§ Passage shown
+ + + + + + +
Drones possess the capability to access hard-to-reach areas, such as bridges, pipelines, and power transmission lines, without compromising the safety of human inspectors.
Equipped with high-resolution cameras and LiDAR sensors, drones capture accurate and detailed data, which is then analysed using AI algorithms. This data enables the identification of potential structural issues, such as cracks, corrosion, or deformations, with greater accuracy and efficiency.
Moreover, drones facilitate rapid data collection over large areas, reducing the time required for comprehensive inspections. Real-time data processing provides timely insights, enabling proactive maintenance and repair strategies.
By integrating ML algorithms, the system can learn from past inspections, enhancing its ability to identify anomalies and predict maintenance needs, ultimately leading to more efficient infrastructure management.
AI and carbon neutrality: accelerating decarbonisation efforts
AI-powered drone-based autonomous inspection and monitoring systems have the potential to accelerate decarbonisation in Australia’s built environment. Energy inefficiencies can be identified and retrofitted by leveraging thermal imaging and AI algorithms to reduce emissions.
Drones can also assess the suitability of renewable energy infrastructure and optimise construction processes to minimise waste and energy consumption—AI’s ability to analyse data on materials’ environmental impact aids in selecting sustainable options.
Additionally, drones can monitor green infrastructure and provide real-time emission monitoring, supporting the transition to a carbon neutral future. Integrating AI into infrastructure monitoring empowers evidence-based decision-making and drives the adoption of sustainable practices. Australia can leverage AI technologies to enhance infrastructure monitoring while advancing its carbon neutrality goals.
+ + + + + + +
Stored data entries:
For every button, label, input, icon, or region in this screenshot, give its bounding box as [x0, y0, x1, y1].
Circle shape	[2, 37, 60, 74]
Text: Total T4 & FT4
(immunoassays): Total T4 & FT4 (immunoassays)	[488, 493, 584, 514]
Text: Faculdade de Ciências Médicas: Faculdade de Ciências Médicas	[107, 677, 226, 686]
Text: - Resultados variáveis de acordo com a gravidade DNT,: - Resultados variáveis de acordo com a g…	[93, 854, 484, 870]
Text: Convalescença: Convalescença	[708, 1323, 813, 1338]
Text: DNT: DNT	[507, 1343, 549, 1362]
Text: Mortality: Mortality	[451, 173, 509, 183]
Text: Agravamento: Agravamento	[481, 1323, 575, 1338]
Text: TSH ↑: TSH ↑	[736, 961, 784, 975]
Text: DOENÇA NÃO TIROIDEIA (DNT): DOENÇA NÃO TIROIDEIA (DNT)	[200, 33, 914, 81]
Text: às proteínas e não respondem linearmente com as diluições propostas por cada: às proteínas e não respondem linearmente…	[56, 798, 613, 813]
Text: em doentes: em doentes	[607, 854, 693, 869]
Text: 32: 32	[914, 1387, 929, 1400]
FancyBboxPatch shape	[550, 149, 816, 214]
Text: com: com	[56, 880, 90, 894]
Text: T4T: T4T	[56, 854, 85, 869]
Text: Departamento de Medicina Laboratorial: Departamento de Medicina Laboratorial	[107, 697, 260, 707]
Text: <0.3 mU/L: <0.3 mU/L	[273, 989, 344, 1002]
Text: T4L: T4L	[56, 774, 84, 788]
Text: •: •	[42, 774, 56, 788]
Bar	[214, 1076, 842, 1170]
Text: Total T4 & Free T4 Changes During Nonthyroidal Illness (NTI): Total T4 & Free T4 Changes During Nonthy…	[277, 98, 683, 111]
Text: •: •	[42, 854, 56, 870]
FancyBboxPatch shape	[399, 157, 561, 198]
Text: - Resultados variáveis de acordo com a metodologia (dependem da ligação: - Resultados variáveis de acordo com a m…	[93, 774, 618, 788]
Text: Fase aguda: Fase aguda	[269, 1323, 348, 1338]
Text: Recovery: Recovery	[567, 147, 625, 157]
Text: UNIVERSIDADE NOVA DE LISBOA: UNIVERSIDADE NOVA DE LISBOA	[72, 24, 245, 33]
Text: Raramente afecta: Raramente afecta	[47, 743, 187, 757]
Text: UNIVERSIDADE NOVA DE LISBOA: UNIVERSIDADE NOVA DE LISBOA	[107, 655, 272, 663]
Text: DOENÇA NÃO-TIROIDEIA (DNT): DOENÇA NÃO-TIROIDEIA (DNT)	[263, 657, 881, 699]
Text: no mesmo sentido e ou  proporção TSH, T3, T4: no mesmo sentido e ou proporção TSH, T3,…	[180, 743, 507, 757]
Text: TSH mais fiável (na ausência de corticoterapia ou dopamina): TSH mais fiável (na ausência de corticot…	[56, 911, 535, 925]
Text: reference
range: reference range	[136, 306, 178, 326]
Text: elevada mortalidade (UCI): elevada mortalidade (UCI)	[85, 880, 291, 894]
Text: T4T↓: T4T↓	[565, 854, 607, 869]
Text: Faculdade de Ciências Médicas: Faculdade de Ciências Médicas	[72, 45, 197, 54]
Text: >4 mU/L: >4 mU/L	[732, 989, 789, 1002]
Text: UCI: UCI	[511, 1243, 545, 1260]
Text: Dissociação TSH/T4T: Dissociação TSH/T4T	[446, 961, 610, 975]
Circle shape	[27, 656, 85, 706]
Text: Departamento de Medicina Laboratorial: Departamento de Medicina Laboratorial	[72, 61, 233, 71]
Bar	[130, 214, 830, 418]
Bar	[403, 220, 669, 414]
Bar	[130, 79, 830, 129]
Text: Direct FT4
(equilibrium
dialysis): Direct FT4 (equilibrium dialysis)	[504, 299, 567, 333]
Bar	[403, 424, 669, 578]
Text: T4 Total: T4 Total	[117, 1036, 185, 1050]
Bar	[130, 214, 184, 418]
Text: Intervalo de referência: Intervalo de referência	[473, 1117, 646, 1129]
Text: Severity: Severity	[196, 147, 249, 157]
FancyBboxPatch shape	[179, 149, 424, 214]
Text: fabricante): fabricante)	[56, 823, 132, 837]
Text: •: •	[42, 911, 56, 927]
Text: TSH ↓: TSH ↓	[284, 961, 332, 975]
+ + + + + + +
§ Tasks to carry out
a) According to the passage on drone inspection, what sensors do drones carry along with high-resolution cameras?
b) Please translate this sentence from the passage on drone inspection into Spanish: "Moreover, drones facilitate rapid data collection over large areas, reducing the time required for comprehensive inspections."

§ Answer set
a) LiDAR sensors.

b) Además, los drones facilitan la recopilación rápida de datos en grandes áreas, lo que reduce el tiempo necesario para las inspecciones exhaustivas.